▸ **Dataset excerpts**
========================================================================

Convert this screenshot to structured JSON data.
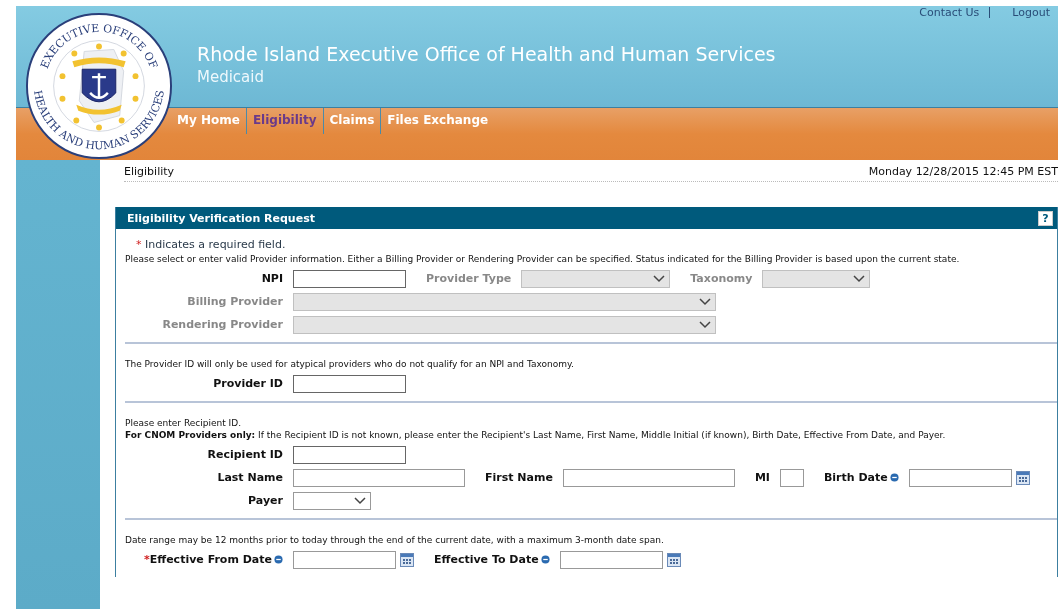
{
  "top_links": [
    {
      "label": "Contact Us"
    },
    {
      "label": "Logout"
    }
  ],
  "logo": {
    "ring_top": "EXECUTIVE OFFICE OF",
    "ring_bottom": "HEALTH AND HUMAN SERVICES"
  },
  "header": {
    "title": "Rhode Island Executive Office of Health and Human Services",
    "subtitle": "Medicaid"
  },
  "nav": [
    {
      "label": "My Home",
      "selected": false
    },
    {
      "label": "Eligibility",
      "selected": true
    },
    {
      "label": "Claims",
      "selected": false
    },
    {
      "label": "Files Exchange",
      "selected": false
    }
  ],
  "breadcrumb": "Eligibility",
  "datetime": "Monday 12/28/2015 12:45 PM EST",
  "panel": {
    "title": "Eligibility Verification Request",
    "help": "?",
    "required_note": "Indicates a required field.",
    "required_mark": "*",
    "sections": [
      {
        "notes": [
          "Please select or enter valid Provider information. Either a Billing Provider or Rendering Provider can be specified. Status indicated for the Billing Provider is based upon the current state."
        ],
        "rows": [
          [
            {
              "label": "NPI",
              "kind": "text",
              "disabled": false
            },
            {
              "label": "Provider Type",
              "kind": "select",
              "disabled": true
            },
            {
              "label": "Taxonomy",
              "kind": "short-select",
              "disabled": true
            }
          ],
          [
            {
              "label": "Billing Provider",
              "kind": "wide-select",
              "disabled": true
            }
          ],
          [
            {
              "label": "Rendering Provider",
              "kind": "wide-select",
              "disabled": true
            }
          ]
        ]
      },
      {
        "notes": [
          "The Provider ID will only be used for atypical providers who do not qualify for an NPI and Taxonomy."
        ],
        "rows": [
          [
            {
              "label": "Provider ID",
              "kind": "text",
              "disabled": false
            }
          ]
        ]
      },
      {
        "notes": [
          "Please enter Recipient ID.",
          "**For CNOM Providers only:** If the Recipient ID is not known, please enter the Recipient's Last Name, First Name, Middle Initial (if known), Birth Date, Effective From Date, and Payer."
        ],
        "rows": [
          [
            {
              "label": "Recipient ID",
              "kind": "text",
              "disabled": false
            }
          ],
          [
            {
              "label": "Last Name",
              "kind": "name",
              "disabled": false
            },
            {
              "label": "First Name",
              "kind": "name",
              "disabled": false
            },
            {
              "label": "MI",
              "kind": "initial",
              "disabled": false
            },
            {
              "label": "Birth Date",
              "kind": "date",
              "disabled": false,
              "info": true
            }
          ],
          [
            {
              "label": "Payer",
              "kind": "tiny-select",
              "disabled": false
            }
          ]
        ]
      },
      {
        "notes": [
          "Date range may be 12 months prior to today through the end of the current date, with a maximum 3-month date span."
        ],
        "rows": [
          [
            {
              "label": "Effective From Date",
              "kind": "date",
              "disabled": false,
              "info": true,
              "required": true
            },
            {
              "label": "Effective To Date",
              "kind": "date",
              "disabled": false,
              "info": true
            }
          ]
        ]
      }
    ]
  }
}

========================================================================

▸ **Prompt**
Pictures in the data above should not be copied; transcribe everything else exactly.

▸ **Answer for the task**
Convert this screenshot to structured JSON data.
{
  "top_links": [
    {
      "label": "Contact Us"
    },
    {
      "label": "Logout"
    }
  ],
  "logo": {
    "ring_top": "EXECUTIVE OFFICE OF",
    "ring_bottom": "HEALTH AND HUMAN SERVICES"
  },
  "header": {
    "title": "Rhode Island Executive Office of Health and Human Services",
    "subtitle": "Medicaid"
  },
  "nav": [
    {
      "label": "My Home",
      "selected": false
    },
    {
      "label": "Eligibility",
      "selected": true
    },
    {
      "label": "Claims",
      "selected": false
    },
    {
      "label": "Files Exchange",
      "selected": false
    }
  ],
  "breadcrumb": "Eligibility",
  "datetime": "Monday 12/28/2015 12:45 PM EST",
  "panel": {
    "title": "Eligibility Verification Request",
    "help": "?",
    "required_note": "Indicates a required field.",
    "required_mark": "*",
    "sections": [
      {
        "notes": [
          "Please select or enter valid Provider information. Either a Billing Provider or Rendering Provider can be specified. Status indicated for the Billing Provider is based upon the current state."
        ],
        "rows": [
          [
            {
              "label": "NPI",
              "kind": "text",
              "disabled": false
            },
            {
              "label": "Provider Type",
              "kind": "select",
              "disabled": true
            },
            {
              "label": "Taxonomy",
              "kind": "short-select",
              "disabled": true
            }
          ],
          [
            {
              "label": "Billing Provider",
              "kind": "wide-select",
              "disabled": true
            }
          ],
          [
            {
              "label": "Rendering Provider",
              "kind": "wide-select",
              "disabled": true
            }
          ]
        ]
      },
      {
        "notes": [
          "The Provider ID will only be used for atypical providers who do not qualify for an NPI and Taxonomy."
        ],
        "rows": [
          [
            {
              "label": "Provider ID",
              "kind": "text",
              "disabled": false
            }
          ]
        ]
      },
      {
        "notes": [
          "Please enter Recipient ID.",
          "**For CNOM Providers only:** If the Recipient ID is not known, please enter the Recipient's Last Name, First Name, Middle Initial (if known), Birth Date, Effective From Date, and Payer."
        ],
        "rows": [
          [
            {
              "label": "Recipient ID",
              "kind": "text",
              "disabled": false
            }
          ],
          [
            {
              "label": "Last Name",
              "kind": "name",
              "disabled": false
            },
            {
              "label": "First Name",
              "kind": "name",
              "disabled": false
            },
            {
              "label": "MI",
              "kind": "initial",
              "disabled": false
            },
            {
              "label": "Birth Date",
              "kind": "date",
              "disabled": false,
              "info": true
            }
          ],
          [
            {
              "label": "Payer",
              "kind": "tiny-select",
              "disabled": false
            }
          ]
        ]
      },
      {
        "notes": [
          "Date range may be 12 months prior to today through the end of the current date, with a maximum 3-month date span."
        ],
        "rows": [
          [
            {
              "label": "Effective From Date",
              "kind": "date",
              "disabled": false,
              "info": true,
              "required": true
            },
            {
              "label": "Effective To Date",
              "kind": "date",
              "disabled": false,
              "info": true
            }
          ]
        ]
      }
    ]
  }
}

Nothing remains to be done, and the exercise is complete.